WRITTEN PROBLEM | Every line with the string "Number" should be gathered.
[Start DATA IN THIS EXERCISE]
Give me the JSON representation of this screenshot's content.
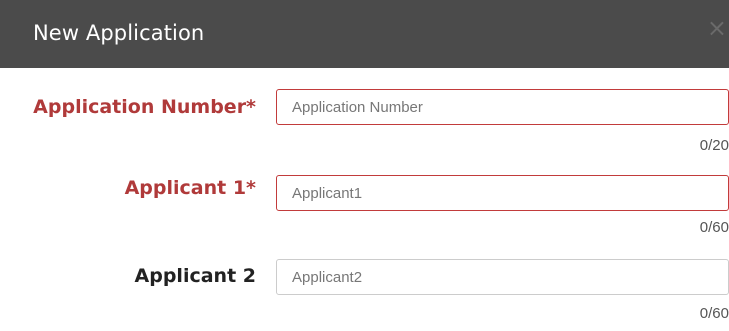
{
  "dialog": {
    "title": "New Application",
    "close_glyph": "×",
    "close_icon": "close-icon"
  },
  "fields": [
    {
      "label": "Application Number*",
      "placeholder": "Application Number",
      "value": "",
      "counter": "0/20",
      "required": true,
      "invalid": true
    },
    {
      "label": "Applicant 1*",
      "placeholder": "Applicant1",
      "value": "",
      "counter": "0/60",
      "required": true,
      "invalid": true
    },
    {
      "label": "Applicant 2",
      "placeholder": "Applicant2",
      "value": "",
      "counter": "0/60",
      "required": false,
      "invalid": false
    }
  ],
  "colors": {
    "header_bg": "#4b4b4b",
    "required_label": "#b03a3a",
    "error_border": "#c23b3b",
    "normal_border": "#cccccc"
  }
}
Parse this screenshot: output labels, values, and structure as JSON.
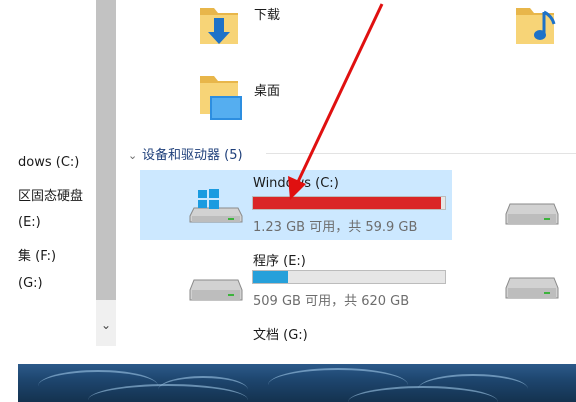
{
  "nav": {
    "items": [
      {
        "label": "dows (C:)"
      },
      {
        "label": "区固态硬盘"
      },
      {
        "label": "(E:)"
      },
      {
        "label": "集 (F:)"
      },
      {
        "label": "(G:)"
      }
    ],
    "scroll_down_glyph": "⌄"
  },
  "folders": {
    "downloads": {
      "label": "下载",
      "icon": "downloads-folder-icon"
    },
    "desktop": {
      "label": "桌面",
      "icon": "desktop-folder-icon"
    },
    "music": {
      "icon": "music-folder-icon"
    }
  },
  "devices_group": {
    "label": "设备和驱动器 (5)",
    "chevron": "⌄"
  },
  "drives": [
    {
      "name": "Windows (C:)",
      "detail": "1.23 GB 可用，共 59.9 GB",
      "used_fraction": 0.979,
      "bar_color": "#da2626",
      "selected": true
    },
    {
      "name": "程序 (E:)",
      "detail": "509 GB 可用，共 620 GB",
      "used_fraction": 0.18,
      "bar_color": "#26a0da",
      "selected": false
    },
    {
      "name": "文档 (G:)",
      "detail": "",
      "used_fraction": 0,
      "bar_color": "#26a0da",
      "selected": false
    }
  ],
  "colors": {
    "selection": "#cce8ff",
    "annotation_arrow": "#e01010",
    "low_space": "#da2626",
    "normal_space": "#26a0da"
  }
}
[End DATA IN THIS EXERCISE]
FULL ANSWER |
      "label": "Application Number*",
      "placeholder": "Application Number",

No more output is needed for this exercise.